--- start of Data listing ---
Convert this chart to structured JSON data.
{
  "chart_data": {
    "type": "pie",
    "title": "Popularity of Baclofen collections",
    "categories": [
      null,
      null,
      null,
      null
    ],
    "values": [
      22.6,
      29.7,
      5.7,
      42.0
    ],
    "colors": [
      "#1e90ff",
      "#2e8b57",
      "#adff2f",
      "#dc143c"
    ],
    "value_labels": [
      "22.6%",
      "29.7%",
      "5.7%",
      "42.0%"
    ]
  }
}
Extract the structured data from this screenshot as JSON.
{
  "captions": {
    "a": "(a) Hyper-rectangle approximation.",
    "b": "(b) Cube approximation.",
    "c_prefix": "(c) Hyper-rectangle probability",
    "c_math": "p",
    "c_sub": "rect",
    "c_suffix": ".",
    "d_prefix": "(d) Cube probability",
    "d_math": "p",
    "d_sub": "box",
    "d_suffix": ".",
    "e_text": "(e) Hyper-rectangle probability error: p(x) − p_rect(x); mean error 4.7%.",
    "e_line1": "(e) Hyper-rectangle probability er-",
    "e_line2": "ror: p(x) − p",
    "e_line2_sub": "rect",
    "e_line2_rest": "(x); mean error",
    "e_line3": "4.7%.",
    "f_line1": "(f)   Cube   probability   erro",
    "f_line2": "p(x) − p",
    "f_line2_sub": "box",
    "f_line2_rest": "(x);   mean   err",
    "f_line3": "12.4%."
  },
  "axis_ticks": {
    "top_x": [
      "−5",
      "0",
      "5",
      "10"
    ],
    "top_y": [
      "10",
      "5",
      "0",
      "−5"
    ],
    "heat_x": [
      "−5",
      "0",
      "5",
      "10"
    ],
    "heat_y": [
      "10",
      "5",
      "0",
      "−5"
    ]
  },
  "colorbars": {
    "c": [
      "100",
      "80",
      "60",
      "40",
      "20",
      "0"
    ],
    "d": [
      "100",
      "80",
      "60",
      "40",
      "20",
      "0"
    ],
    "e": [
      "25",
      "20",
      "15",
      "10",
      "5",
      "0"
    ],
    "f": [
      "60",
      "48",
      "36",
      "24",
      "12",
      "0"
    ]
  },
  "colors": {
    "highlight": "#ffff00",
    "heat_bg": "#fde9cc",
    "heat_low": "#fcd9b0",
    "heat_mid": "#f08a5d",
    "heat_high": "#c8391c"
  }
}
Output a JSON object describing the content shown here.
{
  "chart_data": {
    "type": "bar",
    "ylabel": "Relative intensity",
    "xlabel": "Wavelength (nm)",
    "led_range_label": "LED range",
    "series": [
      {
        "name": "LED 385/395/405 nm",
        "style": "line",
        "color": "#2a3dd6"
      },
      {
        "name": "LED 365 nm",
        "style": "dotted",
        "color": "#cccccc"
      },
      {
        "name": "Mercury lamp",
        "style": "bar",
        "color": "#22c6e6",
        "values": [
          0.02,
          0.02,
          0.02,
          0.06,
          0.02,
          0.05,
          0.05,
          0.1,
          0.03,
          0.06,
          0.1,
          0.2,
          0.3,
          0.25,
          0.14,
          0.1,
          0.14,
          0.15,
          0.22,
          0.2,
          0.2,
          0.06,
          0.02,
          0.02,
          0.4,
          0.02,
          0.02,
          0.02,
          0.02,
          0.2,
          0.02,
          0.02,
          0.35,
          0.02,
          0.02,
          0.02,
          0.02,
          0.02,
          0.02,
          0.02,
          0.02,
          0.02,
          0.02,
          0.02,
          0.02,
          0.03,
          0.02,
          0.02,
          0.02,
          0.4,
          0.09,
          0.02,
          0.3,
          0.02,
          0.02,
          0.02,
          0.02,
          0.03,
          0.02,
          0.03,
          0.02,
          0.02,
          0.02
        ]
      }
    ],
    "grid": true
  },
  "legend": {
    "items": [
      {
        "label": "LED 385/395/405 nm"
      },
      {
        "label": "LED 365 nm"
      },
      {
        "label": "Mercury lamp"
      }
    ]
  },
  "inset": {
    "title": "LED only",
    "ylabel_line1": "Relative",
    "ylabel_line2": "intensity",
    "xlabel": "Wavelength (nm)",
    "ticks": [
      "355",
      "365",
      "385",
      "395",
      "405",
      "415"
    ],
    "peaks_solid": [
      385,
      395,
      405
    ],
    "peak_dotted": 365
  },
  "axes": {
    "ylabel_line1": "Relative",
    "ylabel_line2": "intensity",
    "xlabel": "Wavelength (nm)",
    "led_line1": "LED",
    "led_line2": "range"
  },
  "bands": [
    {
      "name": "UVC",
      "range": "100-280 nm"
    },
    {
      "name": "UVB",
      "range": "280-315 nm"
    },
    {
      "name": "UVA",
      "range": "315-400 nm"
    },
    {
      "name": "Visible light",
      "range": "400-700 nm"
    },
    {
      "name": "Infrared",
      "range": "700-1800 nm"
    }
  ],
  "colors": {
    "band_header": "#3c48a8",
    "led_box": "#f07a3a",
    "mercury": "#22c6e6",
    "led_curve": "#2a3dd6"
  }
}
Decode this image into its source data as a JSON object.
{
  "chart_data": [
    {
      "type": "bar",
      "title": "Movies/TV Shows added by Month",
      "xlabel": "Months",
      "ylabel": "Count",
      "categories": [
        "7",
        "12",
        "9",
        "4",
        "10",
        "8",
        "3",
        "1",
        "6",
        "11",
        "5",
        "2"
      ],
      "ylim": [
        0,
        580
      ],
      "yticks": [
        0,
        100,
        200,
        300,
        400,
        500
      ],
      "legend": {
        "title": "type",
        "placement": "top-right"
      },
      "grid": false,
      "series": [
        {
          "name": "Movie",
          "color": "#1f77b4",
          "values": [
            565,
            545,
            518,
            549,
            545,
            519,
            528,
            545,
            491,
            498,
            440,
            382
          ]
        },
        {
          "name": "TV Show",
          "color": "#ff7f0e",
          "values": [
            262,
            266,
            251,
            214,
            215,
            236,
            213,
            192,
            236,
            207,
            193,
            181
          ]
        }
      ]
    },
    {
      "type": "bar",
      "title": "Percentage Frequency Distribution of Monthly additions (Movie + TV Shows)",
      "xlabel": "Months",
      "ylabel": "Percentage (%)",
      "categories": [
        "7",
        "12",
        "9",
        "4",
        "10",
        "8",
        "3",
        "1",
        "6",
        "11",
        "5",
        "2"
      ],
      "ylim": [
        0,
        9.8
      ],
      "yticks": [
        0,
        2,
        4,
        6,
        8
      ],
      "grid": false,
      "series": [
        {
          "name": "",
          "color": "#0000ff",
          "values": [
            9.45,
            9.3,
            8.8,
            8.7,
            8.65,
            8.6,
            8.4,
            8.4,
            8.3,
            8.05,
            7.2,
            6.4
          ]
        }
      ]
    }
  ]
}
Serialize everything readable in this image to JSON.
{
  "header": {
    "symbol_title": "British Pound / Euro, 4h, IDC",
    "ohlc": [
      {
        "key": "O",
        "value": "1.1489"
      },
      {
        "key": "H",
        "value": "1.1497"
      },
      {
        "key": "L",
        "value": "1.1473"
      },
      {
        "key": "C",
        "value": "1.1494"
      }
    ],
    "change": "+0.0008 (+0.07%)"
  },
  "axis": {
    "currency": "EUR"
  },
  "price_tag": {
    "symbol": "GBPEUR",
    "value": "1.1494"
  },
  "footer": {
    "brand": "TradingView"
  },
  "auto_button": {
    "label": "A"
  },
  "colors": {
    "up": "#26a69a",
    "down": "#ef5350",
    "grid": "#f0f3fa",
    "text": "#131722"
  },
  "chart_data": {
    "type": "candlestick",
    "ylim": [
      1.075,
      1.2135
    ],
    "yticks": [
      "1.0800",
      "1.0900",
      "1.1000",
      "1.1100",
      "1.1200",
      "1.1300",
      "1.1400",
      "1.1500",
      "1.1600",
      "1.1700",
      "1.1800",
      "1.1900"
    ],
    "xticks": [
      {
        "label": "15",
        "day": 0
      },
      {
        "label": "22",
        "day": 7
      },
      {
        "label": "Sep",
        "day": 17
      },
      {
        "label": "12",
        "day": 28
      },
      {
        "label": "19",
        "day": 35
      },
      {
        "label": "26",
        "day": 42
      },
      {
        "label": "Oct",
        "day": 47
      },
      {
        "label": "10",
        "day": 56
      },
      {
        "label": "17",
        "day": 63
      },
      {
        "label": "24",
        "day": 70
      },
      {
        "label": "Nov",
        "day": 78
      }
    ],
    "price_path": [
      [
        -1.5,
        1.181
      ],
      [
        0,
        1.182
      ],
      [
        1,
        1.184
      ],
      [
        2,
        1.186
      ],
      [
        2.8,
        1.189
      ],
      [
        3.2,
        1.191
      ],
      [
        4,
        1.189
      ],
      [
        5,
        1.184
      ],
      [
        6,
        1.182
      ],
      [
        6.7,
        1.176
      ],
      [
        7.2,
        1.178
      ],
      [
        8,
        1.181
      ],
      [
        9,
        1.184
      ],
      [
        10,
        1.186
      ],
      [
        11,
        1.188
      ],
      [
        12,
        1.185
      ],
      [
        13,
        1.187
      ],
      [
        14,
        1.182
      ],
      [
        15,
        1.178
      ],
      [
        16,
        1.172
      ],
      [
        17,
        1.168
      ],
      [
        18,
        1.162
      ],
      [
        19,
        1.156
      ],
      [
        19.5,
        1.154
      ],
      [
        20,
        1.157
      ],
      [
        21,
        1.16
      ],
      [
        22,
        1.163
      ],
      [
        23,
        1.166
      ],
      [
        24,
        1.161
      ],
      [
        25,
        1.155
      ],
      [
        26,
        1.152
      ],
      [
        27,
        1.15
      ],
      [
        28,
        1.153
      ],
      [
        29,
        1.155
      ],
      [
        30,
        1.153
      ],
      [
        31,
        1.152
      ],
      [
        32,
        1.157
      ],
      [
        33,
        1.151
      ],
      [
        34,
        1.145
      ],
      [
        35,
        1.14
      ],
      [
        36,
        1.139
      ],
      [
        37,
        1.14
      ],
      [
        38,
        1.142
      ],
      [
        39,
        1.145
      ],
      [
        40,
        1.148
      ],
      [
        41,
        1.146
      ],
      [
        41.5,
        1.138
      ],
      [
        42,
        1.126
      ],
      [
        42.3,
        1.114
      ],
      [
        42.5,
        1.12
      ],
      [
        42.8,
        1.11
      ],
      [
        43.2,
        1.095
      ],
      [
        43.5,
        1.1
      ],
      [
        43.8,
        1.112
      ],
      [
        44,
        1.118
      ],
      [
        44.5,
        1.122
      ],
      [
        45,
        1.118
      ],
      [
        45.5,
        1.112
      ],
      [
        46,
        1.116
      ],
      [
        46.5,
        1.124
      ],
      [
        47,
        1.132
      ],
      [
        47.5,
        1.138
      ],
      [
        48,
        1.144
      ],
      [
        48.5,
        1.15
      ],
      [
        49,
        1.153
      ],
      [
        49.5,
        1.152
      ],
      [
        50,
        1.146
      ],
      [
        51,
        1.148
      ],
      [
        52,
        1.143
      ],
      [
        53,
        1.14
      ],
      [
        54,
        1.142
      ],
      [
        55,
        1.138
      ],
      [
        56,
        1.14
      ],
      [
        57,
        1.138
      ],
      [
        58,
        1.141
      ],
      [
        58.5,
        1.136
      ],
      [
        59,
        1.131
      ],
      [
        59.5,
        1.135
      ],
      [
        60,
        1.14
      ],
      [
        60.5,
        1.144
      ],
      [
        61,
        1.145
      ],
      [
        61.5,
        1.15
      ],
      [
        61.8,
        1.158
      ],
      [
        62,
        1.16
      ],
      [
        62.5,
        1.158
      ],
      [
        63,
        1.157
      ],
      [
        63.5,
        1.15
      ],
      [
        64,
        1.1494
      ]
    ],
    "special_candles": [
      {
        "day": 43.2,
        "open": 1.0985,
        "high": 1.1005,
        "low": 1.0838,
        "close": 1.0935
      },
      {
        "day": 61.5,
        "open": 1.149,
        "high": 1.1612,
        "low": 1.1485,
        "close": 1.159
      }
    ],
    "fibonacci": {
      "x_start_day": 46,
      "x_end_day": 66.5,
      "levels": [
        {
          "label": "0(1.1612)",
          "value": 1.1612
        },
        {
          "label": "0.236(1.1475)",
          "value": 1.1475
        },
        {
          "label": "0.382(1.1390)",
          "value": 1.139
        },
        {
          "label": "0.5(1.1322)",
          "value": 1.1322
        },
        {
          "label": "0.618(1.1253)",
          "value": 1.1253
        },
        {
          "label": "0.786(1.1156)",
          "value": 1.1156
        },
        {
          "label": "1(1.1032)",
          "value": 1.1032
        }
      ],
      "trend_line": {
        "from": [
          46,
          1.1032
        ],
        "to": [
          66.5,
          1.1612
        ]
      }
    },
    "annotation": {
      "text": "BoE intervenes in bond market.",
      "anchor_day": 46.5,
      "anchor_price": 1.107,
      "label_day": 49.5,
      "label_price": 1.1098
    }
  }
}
--- end of Data listing ---
Required task:
A line counts if it holds the word "Hyper". Work out how many lines in the listing count, and give only that number.

Exercise output:
4